• **Aim**: Copy out every line that contains "content".

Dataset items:
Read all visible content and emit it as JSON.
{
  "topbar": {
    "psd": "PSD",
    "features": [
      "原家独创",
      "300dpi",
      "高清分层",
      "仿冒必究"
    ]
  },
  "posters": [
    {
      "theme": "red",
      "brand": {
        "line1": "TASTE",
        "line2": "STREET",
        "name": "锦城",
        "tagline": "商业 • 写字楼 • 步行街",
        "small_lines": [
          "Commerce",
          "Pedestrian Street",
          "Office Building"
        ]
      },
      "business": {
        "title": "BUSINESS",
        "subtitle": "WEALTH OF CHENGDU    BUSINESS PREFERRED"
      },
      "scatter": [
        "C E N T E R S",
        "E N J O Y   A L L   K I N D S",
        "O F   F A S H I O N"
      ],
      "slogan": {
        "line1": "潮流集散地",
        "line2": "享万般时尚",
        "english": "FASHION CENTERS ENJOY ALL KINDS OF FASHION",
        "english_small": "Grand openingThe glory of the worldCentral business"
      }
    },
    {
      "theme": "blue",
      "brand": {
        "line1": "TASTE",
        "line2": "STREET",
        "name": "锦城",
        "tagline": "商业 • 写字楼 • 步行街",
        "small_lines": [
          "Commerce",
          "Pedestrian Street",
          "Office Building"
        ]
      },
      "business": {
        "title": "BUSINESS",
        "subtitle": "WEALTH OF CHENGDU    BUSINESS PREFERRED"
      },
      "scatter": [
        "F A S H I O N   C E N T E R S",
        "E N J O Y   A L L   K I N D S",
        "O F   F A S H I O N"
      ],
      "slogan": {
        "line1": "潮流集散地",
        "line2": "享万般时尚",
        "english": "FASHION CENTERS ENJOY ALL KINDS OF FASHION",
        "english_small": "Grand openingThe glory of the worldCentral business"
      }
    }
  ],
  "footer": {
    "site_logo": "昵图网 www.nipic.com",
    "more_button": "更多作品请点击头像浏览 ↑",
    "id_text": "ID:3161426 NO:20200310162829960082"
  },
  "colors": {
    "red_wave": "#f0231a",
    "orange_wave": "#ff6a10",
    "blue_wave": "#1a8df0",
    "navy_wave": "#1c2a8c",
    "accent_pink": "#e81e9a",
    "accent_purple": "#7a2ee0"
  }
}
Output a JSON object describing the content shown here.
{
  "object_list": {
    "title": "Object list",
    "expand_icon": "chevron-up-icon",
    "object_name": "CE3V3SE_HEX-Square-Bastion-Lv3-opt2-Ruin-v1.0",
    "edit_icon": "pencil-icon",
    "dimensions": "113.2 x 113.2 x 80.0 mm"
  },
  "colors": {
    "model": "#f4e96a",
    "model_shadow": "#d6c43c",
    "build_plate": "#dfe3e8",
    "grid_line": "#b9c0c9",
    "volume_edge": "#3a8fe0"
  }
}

• **Right answer**:
Read all visible content and emit it as JSON.
Output a JSON object describing the content shown here.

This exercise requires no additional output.